-- START OF Text segment --
Thursday, February 25, 2016

5th Circuit: Last Minute Approval for Mortgage Modification Does Not Excuse Mortgage Arrears

Posted by Trey Wilson San Antonio Texas Real Estate Attorney, Trey Wilson Real Estate Lawyer in San Antonio 

Last Minute Approval for Mortgage Modification Does Not Excuse Couple from Mortgage Arrears, Says 5th Circuit: Evidence insufficient to show a couple was damaged by the lengthy application process

In 2008, Ronald and Jennifer Joyce purchased a home with a mortgage, serviced by Wells Fargo (“Wells”), and secured with a deed of trust.  Two years later, the couple contacted Wells to discuss payment options because they were having trouble making their mortgage payments.  At that time, the homeowners submitted an application through Wells for a mortgage loan modification program under the federal Home Affordable Modification Program (“HAMP”)

Federal Home Affordable Modification Program (“HAMP”) Was Their Only Hope

HAMP was a program created under President Obama’s Administration to help homeowners avoid foreclosure and to stabilize the nation's housing market.  Under HAMP, eligible homeowners could lower monthly mortgage payments and get into more stable loans at present-day interest rates.  12 U.S.C. §§ 5219, 1715z-23.  HAMP also provided a way out of a home loan that avoids foreclosure altogether for homeowners who were unable maintain their mortgage for the long term.  Making Home Affordable.  See (accessed Feb 16, 2016).  According to the Lawrences, participation in the HAMP program was the only way to avoid foreclosure.

Bank Denied HAMP Modification, Sites Texas Constitution

Wells, however, denied the HAMP application because the deed of trust for the home was secured with a Texas Cash Out Loan.  According to Wells, the terms of Texas Cash Out Loans, governed by Article XVI, Section 50(a)(6) of the Texas Constitution, may not be modified and are not eligible for HAMP modification.  Wells did, however, create a payment plan, but the Lawrences were not able to keep up with the payments and completely defaulted in June 2011.  

Foreclosure Looming on the Horizon

            Wells started foreclosure proceedings while trying to work with the Lawrences to avoid foreclosure by rescheduling the foreclosure sale four times.  In the meantime, the Lawrences applied several times for HAMP modification.  In a surprising turn of events at the 11th hour, Wells agreed that the mortgage was eligible for modification under the federal program, but that the couple would have to hurry because the foreclosure had been rescheduled for December 6.  The Lawrences applied on November 14, but their application remained incomplete until December 2.  Wells informed the couple that the bank was not able to fully review all of the application materials and that the December 6 foreclosure would go on as planned.  The Lawrences remained in the home until 2013 without making any further payments.
-- END OF Text segment --
● **What the task requires**
Using the mortgage modification post, answer these:
1. In what year was the home purchased?
2. What reason did Wells give for denying the HAMP application?
3. How many times did Wells reschedule the foreclosure sale?
The material after this point is unrelated to the mortgage modification post.
-- START OF Information shown --
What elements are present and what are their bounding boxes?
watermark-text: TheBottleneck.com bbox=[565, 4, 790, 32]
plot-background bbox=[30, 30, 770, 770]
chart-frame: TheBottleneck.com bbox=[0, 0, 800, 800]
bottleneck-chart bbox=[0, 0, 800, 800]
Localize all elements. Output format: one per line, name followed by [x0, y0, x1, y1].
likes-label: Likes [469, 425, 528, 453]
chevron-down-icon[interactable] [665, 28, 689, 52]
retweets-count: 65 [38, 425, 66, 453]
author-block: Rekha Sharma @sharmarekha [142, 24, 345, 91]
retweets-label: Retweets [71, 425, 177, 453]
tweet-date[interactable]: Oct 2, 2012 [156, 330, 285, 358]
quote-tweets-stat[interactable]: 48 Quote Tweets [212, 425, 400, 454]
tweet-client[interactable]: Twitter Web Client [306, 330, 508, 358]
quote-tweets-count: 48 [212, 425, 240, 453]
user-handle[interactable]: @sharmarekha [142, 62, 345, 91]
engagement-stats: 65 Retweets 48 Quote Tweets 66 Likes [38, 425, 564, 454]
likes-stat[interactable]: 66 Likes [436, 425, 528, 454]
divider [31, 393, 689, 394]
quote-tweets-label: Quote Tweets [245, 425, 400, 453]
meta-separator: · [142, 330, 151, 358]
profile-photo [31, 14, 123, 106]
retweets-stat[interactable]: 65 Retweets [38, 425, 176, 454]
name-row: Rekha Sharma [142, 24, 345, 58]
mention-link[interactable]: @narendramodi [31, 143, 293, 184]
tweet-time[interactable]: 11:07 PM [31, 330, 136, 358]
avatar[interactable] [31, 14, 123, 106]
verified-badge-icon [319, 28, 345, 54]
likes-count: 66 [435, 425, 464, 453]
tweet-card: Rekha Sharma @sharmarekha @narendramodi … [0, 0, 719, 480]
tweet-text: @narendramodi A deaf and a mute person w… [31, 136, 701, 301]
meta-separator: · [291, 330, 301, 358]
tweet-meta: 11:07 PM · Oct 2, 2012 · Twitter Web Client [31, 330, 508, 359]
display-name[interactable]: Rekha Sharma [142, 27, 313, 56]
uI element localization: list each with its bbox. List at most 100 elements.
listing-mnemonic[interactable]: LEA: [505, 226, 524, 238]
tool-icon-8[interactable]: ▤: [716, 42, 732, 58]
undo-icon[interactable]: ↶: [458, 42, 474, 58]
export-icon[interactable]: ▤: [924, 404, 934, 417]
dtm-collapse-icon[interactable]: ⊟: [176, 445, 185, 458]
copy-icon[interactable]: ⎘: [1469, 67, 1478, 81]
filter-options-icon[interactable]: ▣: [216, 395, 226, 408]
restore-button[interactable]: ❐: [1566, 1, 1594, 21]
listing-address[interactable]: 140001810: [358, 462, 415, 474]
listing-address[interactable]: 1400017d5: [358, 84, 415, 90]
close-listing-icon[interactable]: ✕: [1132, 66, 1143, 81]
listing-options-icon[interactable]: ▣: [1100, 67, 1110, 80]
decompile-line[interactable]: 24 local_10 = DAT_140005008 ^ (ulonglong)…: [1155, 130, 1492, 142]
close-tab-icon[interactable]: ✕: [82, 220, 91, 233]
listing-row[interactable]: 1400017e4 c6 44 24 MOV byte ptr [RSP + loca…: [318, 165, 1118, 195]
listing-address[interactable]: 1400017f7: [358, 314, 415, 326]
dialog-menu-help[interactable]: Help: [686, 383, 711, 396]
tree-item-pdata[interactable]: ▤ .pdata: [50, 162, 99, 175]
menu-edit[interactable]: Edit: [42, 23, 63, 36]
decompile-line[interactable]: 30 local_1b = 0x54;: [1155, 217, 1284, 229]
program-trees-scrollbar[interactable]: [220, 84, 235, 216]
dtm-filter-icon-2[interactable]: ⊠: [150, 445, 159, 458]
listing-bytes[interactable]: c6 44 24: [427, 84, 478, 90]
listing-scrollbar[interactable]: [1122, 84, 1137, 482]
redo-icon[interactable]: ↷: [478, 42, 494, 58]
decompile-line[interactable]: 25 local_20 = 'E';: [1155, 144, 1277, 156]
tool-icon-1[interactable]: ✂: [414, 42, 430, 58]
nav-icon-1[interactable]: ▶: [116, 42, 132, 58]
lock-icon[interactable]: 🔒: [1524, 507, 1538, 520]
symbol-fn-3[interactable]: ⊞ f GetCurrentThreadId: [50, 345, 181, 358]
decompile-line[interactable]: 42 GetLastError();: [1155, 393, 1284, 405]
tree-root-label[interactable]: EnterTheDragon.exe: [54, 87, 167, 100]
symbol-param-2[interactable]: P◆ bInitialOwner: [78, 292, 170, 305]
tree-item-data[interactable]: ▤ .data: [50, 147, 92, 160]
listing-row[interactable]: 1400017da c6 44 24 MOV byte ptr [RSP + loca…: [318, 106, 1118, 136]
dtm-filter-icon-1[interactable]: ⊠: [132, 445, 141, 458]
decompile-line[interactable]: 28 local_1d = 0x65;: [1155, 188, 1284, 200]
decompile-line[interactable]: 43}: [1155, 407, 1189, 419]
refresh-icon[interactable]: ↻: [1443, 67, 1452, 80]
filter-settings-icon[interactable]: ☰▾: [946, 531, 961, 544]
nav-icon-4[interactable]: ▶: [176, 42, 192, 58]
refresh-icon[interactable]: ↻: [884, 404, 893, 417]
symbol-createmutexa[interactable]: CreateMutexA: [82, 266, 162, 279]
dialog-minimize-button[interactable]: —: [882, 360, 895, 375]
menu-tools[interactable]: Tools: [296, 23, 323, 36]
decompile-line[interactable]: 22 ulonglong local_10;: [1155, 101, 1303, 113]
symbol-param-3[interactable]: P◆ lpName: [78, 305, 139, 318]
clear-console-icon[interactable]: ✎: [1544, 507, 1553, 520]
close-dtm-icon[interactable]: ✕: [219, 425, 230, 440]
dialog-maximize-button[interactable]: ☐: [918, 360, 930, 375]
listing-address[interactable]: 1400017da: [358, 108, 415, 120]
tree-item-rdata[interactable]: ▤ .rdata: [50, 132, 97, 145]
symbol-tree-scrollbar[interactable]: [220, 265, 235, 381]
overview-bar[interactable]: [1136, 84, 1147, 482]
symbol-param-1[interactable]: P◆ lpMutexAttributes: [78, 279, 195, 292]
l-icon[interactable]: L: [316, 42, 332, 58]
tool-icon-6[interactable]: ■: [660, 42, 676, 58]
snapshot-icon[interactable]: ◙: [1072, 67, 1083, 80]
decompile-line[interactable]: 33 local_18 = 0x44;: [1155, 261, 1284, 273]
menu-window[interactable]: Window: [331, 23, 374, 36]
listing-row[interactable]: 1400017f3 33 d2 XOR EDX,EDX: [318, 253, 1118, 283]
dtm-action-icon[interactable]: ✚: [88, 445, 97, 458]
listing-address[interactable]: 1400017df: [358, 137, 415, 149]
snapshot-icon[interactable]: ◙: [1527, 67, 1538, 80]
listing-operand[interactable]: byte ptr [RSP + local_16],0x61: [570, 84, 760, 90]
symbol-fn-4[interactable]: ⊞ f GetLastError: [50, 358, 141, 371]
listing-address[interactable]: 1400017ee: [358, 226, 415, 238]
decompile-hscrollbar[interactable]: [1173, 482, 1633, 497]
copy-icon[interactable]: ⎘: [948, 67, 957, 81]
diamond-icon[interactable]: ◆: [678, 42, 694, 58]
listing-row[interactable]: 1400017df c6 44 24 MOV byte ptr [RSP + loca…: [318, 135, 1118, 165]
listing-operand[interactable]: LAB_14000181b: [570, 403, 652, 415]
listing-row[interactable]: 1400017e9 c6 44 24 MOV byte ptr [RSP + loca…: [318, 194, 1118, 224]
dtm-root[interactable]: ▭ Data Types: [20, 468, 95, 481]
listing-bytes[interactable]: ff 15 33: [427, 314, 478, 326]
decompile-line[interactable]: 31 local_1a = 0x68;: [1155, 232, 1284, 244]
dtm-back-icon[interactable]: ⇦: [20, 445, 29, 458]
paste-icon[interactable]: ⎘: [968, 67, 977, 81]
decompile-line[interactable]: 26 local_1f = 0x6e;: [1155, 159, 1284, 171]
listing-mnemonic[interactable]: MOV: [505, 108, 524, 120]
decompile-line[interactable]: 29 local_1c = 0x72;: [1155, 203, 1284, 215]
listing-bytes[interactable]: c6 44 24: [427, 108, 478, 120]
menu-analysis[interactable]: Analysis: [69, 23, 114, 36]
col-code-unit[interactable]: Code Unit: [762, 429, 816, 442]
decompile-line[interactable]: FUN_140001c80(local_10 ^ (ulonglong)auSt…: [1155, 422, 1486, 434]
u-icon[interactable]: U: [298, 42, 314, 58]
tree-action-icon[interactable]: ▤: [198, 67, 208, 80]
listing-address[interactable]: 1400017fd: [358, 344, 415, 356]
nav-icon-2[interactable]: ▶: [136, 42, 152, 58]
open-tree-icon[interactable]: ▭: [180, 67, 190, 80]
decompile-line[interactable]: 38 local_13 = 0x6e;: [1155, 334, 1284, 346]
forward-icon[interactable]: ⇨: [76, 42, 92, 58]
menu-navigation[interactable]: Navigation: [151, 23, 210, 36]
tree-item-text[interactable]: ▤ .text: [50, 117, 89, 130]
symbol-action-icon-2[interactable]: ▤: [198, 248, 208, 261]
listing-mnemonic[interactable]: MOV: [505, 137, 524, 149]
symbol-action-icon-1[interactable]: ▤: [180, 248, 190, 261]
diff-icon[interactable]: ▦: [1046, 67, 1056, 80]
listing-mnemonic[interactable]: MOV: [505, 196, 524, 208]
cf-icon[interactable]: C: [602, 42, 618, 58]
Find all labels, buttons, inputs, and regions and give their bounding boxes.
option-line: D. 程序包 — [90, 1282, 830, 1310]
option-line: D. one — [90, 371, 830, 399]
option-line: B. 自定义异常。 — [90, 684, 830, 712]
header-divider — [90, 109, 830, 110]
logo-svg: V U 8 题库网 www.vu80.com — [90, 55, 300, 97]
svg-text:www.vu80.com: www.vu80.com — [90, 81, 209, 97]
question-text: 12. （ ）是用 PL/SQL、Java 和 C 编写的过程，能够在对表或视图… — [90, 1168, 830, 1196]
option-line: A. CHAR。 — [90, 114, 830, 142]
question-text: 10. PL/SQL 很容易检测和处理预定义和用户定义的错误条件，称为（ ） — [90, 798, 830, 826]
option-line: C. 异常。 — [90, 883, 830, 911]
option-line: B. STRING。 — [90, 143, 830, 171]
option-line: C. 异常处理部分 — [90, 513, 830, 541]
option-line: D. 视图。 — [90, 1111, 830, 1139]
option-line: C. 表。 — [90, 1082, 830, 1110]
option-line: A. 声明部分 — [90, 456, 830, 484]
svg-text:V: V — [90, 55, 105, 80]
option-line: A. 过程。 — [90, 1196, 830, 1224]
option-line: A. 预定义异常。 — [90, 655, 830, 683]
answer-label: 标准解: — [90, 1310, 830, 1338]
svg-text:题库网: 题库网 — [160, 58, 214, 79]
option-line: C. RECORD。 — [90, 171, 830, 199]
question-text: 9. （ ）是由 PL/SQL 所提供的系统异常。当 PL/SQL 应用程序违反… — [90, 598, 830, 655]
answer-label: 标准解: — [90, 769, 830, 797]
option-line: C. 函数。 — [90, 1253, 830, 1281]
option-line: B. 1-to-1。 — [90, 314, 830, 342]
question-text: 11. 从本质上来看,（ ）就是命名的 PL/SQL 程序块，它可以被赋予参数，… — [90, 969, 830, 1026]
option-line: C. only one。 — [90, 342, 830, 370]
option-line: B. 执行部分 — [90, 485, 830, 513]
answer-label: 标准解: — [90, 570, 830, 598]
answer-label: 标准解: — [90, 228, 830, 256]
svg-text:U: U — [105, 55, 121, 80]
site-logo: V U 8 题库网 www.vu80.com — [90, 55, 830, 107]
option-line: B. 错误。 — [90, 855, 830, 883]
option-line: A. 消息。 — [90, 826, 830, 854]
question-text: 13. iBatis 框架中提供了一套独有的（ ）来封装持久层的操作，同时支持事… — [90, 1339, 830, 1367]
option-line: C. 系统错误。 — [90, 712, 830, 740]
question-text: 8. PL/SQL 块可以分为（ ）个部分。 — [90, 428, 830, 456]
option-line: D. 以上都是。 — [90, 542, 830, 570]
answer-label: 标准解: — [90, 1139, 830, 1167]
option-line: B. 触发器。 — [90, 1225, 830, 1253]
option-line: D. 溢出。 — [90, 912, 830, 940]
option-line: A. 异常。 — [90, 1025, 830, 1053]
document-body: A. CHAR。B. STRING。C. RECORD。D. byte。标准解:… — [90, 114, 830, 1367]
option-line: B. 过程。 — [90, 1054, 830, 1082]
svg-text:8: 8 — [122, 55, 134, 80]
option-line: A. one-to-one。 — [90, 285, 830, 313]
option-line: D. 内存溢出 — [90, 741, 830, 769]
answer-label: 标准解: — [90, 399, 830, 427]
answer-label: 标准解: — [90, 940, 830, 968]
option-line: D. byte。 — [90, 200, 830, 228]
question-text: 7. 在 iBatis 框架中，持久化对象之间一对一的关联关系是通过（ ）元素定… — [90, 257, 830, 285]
-- END OF Information shown --
● **Exercise response**
1. 2008
2. The deed of trust for the home was secured with a Texas Cash Out Loan.
3. Four times